* Extracted records
_ _ _ _ _
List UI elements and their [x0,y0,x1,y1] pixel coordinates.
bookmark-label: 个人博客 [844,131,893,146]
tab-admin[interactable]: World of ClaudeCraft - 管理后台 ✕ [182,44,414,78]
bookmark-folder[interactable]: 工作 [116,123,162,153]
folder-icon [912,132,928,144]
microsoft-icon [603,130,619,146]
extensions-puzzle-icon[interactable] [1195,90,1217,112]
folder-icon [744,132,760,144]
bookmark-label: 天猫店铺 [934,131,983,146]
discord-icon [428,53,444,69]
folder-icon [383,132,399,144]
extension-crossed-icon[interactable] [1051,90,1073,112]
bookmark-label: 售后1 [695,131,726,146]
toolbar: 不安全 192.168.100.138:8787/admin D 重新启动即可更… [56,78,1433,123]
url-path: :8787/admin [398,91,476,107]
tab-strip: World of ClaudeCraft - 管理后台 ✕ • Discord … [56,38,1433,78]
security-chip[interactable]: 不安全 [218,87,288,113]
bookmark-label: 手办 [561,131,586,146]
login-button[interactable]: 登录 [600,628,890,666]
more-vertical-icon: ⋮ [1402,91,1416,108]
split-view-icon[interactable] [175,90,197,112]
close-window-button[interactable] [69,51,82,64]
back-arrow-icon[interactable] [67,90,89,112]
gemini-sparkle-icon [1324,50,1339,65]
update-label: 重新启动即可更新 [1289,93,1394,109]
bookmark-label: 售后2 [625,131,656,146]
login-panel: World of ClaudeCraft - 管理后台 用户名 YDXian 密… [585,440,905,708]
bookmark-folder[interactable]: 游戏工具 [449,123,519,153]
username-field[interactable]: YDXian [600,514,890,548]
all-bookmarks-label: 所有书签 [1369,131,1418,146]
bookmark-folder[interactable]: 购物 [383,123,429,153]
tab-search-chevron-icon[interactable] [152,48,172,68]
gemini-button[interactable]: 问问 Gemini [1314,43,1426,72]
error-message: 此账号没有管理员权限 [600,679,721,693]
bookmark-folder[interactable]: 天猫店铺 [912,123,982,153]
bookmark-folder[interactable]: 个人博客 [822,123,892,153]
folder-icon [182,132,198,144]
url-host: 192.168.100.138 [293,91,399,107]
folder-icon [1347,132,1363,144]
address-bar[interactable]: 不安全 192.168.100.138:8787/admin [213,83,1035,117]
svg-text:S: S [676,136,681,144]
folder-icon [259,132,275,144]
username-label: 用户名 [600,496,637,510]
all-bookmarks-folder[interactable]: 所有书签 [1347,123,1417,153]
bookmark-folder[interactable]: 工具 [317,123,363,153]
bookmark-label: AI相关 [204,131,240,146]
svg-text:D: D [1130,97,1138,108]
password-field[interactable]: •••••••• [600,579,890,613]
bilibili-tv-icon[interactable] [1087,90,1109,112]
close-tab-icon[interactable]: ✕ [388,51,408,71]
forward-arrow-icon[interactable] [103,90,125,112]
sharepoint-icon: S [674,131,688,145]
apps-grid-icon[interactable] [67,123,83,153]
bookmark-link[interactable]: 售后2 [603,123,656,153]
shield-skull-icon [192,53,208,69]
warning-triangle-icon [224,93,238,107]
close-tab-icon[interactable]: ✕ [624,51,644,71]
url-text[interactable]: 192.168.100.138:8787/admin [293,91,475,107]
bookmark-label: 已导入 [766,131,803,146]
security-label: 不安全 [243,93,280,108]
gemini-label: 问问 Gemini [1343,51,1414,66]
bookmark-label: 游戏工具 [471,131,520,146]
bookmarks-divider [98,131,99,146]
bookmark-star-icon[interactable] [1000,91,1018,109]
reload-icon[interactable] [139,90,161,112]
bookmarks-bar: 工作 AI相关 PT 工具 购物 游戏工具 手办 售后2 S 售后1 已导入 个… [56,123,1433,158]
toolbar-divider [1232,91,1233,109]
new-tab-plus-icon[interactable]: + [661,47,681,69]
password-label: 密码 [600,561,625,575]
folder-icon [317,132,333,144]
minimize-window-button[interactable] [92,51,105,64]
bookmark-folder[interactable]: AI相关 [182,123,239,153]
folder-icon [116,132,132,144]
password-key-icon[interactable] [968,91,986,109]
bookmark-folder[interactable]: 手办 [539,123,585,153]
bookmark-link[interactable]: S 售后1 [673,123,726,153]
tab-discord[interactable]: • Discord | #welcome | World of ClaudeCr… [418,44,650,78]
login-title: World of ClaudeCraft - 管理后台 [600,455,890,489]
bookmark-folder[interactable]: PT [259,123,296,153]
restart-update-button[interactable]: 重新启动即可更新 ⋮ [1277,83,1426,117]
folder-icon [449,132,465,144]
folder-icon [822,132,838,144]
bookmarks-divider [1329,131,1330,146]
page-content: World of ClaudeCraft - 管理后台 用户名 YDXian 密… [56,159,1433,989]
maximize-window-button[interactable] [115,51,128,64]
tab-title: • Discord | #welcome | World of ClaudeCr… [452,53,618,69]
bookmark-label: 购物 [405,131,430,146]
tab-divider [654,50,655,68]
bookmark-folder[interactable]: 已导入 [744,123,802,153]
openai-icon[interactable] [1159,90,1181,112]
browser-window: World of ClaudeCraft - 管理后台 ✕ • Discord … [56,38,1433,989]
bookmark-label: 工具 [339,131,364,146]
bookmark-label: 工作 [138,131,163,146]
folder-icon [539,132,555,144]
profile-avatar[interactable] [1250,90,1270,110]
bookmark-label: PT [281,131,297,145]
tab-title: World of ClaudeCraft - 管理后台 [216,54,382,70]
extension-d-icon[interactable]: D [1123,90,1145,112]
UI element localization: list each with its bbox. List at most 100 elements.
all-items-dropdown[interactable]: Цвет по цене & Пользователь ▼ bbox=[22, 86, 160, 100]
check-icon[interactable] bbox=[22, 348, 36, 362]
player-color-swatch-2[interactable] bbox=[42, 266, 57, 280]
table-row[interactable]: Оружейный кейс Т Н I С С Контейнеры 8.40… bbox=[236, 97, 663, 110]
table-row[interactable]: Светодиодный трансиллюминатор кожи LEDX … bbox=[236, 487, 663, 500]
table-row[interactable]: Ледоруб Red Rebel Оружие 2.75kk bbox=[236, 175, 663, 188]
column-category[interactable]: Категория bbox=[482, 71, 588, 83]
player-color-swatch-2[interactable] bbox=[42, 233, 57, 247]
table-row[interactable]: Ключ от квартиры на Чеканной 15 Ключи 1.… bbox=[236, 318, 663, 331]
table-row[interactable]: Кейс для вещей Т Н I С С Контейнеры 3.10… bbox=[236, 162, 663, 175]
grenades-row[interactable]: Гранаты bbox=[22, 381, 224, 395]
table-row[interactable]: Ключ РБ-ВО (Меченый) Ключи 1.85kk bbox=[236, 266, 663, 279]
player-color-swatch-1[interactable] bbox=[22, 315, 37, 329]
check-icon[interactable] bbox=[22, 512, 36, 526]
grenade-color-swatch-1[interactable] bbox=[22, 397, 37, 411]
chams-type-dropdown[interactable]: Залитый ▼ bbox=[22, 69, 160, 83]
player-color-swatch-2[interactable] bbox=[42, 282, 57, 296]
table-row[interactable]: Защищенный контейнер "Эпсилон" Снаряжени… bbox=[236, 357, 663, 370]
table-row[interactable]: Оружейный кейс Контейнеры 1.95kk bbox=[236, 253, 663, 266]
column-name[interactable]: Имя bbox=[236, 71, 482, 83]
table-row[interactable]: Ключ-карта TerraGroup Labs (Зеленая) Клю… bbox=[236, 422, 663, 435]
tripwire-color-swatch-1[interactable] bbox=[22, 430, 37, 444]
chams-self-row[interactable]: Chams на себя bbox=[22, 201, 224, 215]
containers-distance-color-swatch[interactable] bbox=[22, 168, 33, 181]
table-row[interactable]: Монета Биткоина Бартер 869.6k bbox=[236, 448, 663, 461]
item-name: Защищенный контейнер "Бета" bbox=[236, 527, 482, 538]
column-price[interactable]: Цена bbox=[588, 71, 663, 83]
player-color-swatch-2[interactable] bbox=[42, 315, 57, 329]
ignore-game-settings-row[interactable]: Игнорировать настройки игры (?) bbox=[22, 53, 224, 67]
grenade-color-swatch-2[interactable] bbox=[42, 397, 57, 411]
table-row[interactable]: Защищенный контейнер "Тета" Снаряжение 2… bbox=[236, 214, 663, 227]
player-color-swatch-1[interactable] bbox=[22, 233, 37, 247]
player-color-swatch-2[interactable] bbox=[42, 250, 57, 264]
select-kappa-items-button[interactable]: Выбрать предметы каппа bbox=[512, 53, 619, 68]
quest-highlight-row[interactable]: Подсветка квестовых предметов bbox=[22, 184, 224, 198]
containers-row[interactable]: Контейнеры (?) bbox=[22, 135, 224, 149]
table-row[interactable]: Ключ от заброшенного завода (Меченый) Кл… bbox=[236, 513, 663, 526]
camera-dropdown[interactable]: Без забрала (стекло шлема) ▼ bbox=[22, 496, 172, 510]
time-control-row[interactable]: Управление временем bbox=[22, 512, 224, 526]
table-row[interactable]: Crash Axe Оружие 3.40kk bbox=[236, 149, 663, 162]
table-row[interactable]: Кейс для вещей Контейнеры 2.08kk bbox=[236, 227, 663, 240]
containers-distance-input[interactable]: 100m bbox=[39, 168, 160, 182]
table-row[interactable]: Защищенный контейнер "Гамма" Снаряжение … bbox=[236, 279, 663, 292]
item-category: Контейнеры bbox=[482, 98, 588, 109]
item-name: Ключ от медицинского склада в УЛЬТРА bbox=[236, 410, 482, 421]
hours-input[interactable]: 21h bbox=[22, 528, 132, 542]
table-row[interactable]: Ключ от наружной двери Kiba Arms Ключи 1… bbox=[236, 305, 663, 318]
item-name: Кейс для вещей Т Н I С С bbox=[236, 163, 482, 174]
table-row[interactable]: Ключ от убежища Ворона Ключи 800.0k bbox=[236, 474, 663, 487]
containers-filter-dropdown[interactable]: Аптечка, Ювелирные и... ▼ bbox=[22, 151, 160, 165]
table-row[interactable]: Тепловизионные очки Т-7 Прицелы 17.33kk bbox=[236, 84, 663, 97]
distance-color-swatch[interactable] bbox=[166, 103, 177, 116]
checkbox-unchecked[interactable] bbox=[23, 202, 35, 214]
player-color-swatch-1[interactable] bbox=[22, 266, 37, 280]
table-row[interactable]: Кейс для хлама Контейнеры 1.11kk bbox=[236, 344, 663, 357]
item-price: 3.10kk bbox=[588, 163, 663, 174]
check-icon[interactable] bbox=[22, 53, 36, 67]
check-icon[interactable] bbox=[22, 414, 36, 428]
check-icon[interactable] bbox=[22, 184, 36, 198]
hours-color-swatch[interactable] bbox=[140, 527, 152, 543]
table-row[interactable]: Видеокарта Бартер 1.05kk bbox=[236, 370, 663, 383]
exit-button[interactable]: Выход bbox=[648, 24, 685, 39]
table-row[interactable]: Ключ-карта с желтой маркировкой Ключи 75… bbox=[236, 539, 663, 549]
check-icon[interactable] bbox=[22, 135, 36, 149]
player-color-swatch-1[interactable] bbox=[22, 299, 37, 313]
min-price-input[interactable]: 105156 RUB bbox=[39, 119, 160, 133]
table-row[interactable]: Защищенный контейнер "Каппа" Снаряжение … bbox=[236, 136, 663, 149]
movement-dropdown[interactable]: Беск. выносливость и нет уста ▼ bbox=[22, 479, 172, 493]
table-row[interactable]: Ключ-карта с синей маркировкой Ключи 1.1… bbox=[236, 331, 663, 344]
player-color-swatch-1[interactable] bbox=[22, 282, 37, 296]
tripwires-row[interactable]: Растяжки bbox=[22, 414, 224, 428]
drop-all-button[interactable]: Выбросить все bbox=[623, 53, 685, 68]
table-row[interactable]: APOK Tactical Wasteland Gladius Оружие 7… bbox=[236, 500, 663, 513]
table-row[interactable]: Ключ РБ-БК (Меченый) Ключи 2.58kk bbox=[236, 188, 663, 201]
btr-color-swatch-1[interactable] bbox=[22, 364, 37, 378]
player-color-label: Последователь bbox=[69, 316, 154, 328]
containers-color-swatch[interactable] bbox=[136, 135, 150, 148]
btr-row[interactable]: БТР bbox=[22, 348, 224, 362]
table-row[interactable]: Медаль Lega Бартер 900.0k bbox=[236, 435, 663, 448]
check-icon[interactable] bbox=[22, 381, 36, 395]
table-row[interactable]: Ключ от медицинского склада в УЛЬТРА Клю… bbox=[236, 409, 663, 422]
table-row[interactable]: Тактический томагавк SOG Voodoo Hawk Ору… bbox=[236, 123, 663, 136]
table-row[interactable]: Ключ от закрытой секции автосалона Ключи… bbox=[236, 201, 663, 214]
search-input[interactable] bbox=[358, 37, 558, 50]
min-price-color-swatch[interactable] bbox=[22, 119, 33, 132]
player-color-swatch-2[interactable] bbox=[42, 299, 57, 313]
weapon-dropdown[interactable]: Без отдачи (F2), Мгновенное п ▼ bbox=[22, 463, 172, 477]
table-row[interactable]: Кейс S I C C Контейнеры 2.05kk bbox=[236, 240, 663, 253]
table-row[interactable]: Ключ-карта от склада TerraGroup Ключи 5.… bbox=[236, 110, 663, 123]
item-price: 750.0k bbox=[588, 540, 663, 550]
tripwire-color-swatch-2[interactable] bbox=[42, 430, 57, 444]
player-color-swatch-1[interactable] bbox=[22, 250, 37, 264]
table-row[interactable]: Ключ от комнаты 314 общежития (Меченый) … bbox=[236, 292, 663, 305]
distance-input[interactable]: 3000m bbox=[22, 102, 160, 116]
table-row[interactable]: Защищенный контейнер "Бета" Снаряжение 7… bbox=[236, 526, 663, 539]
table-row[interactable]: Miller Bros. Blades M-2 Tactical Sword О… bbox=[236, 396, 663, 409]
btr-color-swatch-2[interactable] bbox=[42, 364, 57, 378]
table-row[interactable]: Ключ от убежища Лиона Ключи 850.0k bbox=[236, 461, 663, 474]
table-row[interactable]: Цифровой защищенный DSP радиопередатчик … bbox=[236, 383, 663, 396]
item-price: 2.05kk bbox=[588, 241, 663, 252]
_ _ _ _ _
* Instructions for the task
Copy the rows from the first one through the line containing "extension-crossed-icon[interactable] [1051,90,1073,112]", inclusive, substituting "directory-icon" for "folder-icon" and leaving everything else the same.

* Finished answer
List UI elements and their [x0,y0,x1,y1] pixel coordinates.
bookmark-label: 个人博客 [844,131,893,146]
tab-admin[interactable]: World of ClaudeCraft - 管理后台 ✕ [182,44,414,78]
bookmark-folder[interactable]: 工作 [116,123,162,153]
directory-icon [912,132,928,144]
microsoft-icon [603,130,619,146]
extensions-puzzle-icon[interactable] [1195,90,1217,112]
directory-icon [744,132,760,144]
bookmark-label: 天猫店铺 [934,131,983,146]
discord-icon [428,53,444,69]
directory-icon [383,132,399,144]
extension-crossed-icon[interactable] [1051,90,1073,112]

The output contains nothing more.